[Collected data entries]
---------------
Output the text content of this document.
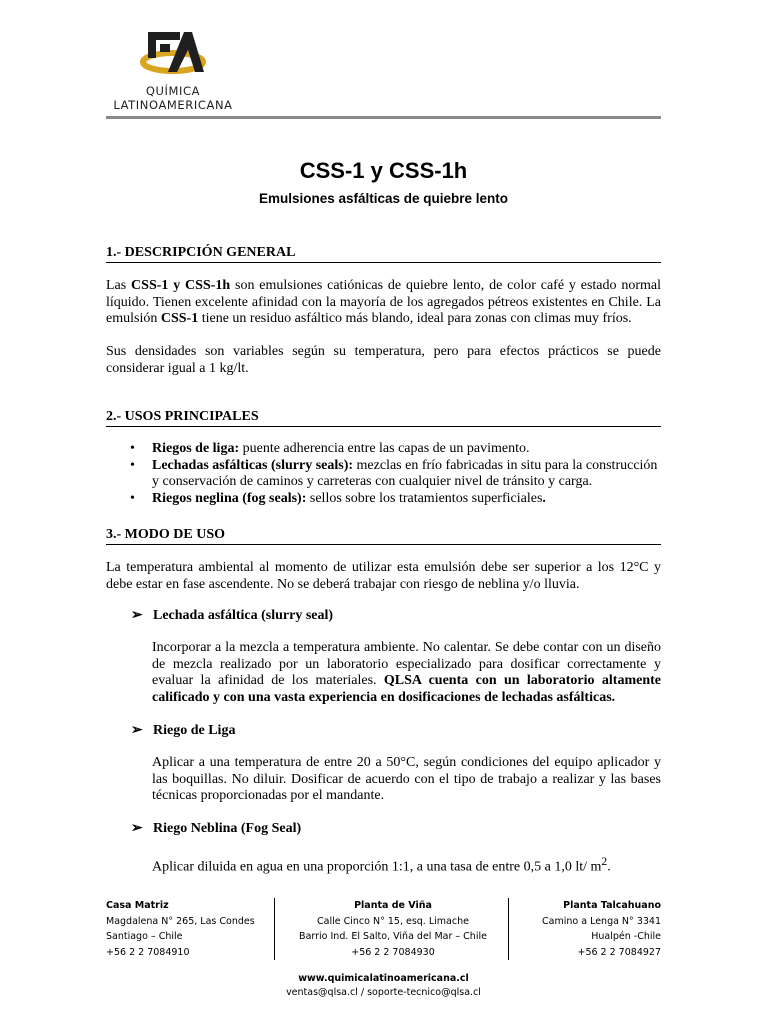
QUÍMICA
LATINOAMERICANA
CSS-1 y CSS-1h
Emulsiones asfálticas de quiebre lento
1.- DESCRIPCIÓN GENERAL

Las CSS-1 y CSS-1h son emulsiones catiónicas de quiebre lento, de color café y estado normal líquido. Tienen excelente afinidad con la mayoría de los agregados pétreos existentes en Chile. La emulsión CSS-1 tiene un residuo asfáltico más blando, ideal para zonas con climas muy fríos.

Sus densidades son variables según su temperatura, pero para efectos prácticos se puede considerar igual a 1 kg/lt.

2.- USOS PRINCIPALES
• Riegos de liga: puente adherencia entre las capas de un pavimento.
• Lechadas asfálticas (slurry seals): mezclas en frío fabricadas in situ para la construcción y conservación de caminos y carreteras con cualquier nivel de tránsito y carga.
• Riegos neglina (fog seals): sellos sobre los tratamientos superficiales.
3.- MODO DE USO

La temperatura ambiental al momento de utilizar esta emulsión debe ser superior a los 12°C y debe estar en fase ascendente. No se deberá trabajar con riesgo de neblina y/o lluvia.

➢ Lechada asfáltica (slurry seal)

Incorporar a la mezcla a temperatura ambiente. No calentar. Se debe contar con un diseño de mezcla realizado por un laboratorio especializado para dosificar correctamente y evaluar la afinidad de los materiales. QLSA cuenta con un laboratorio altamente calificado y con una vasta experiencia en dosificaciones de lechadas asfálticas.

➢ Riego de Liga

Aplicar a una temperatura de entre 20 a 50°C, según condiciones del equipo aplicador y las boquillas. No diluir. Dosificar de acuerdo con el tipo de trabajo a realizar y las bases técnicas proporcionadas por el mandante.

➢ Riego Neblina (Fog Seal)

Aplicar diluida en agua en una proporción 1:1, a una tasa de entre 0,5 a 1,0 lt/ $m^2$.

Casa Matriz
Magdalena N° 265, Las Condes
Santiago – Chile
+56 2 2 7084910
Planta de Viña
Calle Cinco N° 15, esq. Limache
Barrio Ind. El Salto, Viña del Mar – Chile
+56 2 2 7084930
Planta Talcahuano
Camino a Lenga N° 3341
Hualpén -Chile
+56 2 2 7084927
www.quimicalatinoamericana.cl
ventas@qlsa.cl / soporte-tecnico@qlsa.cl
---------------
■ Task description
Transcribe the listing in full. Omit the pictures and keep every line exact.

■ Answer below
Output the text content of this document.
QUÍMICA
LATINOAMERICANA
CSS-1 y CSS-1h
Emulsiones asfálticas de quiebre lento
1.- DESCRIPCIÓN GENERAL

Las CSS-1 y CSS-1h son emulsiones catiónicas de quiebre lento, de color café y estado normal líquido. Tienen excelente afinidad con la mayoría de los agregados pétreos existentes en Chile. La emulsión CSS-1 tiene un residuo asfáltico más blando, ideal para zonas con climas muy fríos.

Sus densidades son variables según su temperatura, pero para efectos prácticos se puede considerar igual a 1 kg/lt.

2.- USOS PRINCIPALES
• Riegos de liga: puente adherencia entre las capas de un pavimento.
• Lechadas asfálticas (slurry seals): mezclas en frío fabricadas in situ para la construcción y conservación de caminos y carreteras con cualquier nivel de tránsito y carga.
• Riegos neglina (fog seals): sellos sobre los tratamientos superficiales.
3.- MODO DE USO

La temperatura ambiental al momento de utilizar esta emulsión debe ser superior a los 12°C y debe estar en fase ascendente. No se deberá trabajar con riesgo de neblina y/o lluvia.

➢ Lechada asfáltica (slurry seal)

Incorporar a la mezcla a temperatura ambiente. No calentar. Se debe contar con un diseño de mezcla realizado por un laboratorio especializado para dosificar correctamente y evaluar la afinidad de los materiales. QLSA cuenta con un laboratorio altamente calificado y con una vasta experiencia en dosificaciones de lechadas asfálticas.

➢ Riego de Liga

Aplicar a una temperatura de entre 20 a 50°C, según condiciones del equipo aplicador y las boquillas. No diluir. Dosificar de acuerdo con el tipo de trabajo a realizar y las bases técnicas proporcionadas por el mandante.

➢ Riego Neblina (Fog Seal)

Aplicar diluida en agua en una proporción 1:1, a una tasa de entre 0,5 a 1,0 lt/ $m^2$.

Casa Matriz
Magdalena N° 265, Las Condes
Santiago – Chile
+56 2 2 7084910
Planta de Viña
Calle Cinco N° 15, esq. Limache
Barrio Ind. El Salto, Viña del Mar – Chile
+56 2 2 7084930
Planta Talcahuano
Camino a Lenga N° 3341
Hualpén -Chile
+56 2 2 7084927
www.quimicalatinoamericana.cl
ventas@qlsa.cl / soporte-tecnico@qlsa.cl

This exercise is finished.